╭─ SOURCE RECORDS

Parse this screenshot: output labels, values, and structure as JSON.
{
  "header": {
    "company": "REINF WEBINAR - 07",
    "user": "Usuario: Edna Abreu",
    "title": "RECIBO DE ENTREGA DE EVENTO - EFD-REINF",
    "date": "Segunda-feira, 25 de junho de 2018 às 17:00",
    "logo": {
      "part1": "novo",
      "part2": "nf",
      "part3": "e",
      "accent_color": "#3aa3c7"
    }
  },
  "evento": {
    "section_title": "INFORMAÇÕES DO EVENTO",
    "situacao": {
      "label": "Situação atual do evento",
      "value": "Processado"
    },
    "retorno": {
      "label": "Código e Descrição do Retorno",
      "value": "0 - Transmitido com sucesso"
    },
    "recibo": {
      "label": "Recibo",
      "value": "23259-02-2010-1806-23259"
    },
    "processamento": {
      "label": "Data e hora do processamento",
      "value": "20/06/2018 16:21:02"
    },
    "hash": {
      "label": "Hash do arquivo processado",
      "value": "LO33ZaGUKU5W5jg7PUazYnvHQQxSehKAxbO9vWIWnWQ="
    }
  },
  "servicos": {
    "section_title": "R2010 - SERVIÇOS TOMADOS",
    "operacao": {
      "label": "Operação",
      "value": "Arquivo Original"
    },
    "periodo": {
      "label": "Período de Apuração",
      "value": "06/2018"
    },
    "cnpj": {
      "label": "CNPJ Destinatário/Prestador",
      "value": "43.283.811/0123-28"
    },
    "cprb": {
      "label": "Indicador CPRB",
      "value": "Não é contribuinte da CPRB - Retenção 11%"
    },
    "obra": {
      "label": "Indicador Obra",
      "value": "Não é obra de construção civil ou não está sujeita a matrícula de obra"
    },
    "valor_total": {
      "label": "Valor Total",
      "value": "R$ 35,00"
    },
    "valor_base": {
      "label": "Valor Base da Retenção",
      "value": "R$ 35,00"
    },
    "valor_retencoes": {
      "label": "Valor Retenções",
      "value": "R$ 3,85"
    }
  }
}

╰─

* _WORK TO BE COMPLETED_: Which lines of the data above contain "processamento"? Copy each one.

* _EXERCISE ANSWER_:
    "processamento": {
      "label": "Data e hora do processamento",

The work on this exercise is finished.